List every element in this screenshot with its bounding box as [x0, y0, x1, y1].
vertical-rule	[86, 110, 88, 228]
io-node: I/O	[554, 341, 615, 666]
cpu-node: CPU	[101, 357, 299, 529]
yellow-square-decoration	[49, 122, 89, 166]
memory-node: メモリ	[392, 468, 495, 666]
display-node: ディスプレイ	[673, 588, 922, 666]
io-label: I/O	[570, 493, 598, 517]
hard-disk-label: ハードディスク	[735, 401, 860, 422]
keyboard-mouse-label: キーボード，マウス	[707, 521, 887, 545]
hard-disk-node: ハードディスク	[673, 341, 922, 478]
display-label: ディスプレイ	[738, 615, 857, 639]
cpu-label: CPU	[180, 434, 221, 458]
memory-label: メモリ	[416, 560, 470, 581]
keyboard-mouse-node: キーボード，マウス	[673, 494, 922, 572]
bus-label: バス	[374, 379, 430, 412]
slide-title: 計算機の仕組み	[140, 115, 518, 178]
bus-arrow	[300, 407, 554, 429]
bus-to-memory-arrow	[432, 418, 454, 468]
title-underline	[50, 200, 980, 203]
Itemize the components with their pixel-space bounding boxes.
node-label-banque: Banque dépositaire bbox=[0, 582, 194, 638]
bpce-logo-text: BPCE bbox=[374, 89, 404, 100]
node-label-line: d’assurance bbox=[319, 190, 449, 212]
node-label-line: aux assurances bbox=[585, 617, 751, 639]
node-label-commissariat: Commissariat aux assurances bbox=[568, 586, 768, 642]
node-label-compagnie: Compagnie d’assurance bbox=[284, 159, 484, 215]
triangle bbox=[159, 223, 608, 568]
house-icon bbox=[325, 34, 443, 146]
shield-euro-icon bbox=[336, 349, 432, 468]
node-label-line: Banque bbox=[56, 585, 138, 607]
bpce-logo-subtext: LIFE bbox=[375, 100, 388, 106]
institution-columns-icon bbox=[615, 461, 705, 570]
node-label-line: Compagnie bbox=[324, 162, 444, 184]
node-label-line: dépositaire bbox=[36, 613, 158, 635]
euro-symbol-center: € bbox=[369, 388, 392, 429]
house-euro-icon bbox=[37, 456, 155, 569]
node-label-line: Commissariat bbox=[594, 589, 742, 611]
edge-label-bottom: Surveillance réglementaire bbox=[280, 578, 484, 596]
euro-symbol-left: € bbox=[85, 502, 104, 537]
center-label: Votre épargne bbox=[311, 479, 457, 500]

**TO BE DONE**
Quote the data verbatim from its first line through the line containing "468, 495, 666]", including both.

**FINAL RESULT**
List every element in this screenshot with its bounding box as [x0, y0, x1, y1].
vertical-rule	[86, 110, 88, 228]
io-node: I/O	[554, 341, 615, 666]
cpu-node: CPU	[101, 357, 299, 529]
yellow-square-decoration	[49, 122, 89, 166]
memory-node: メモリ	[392, 468, 495, 666]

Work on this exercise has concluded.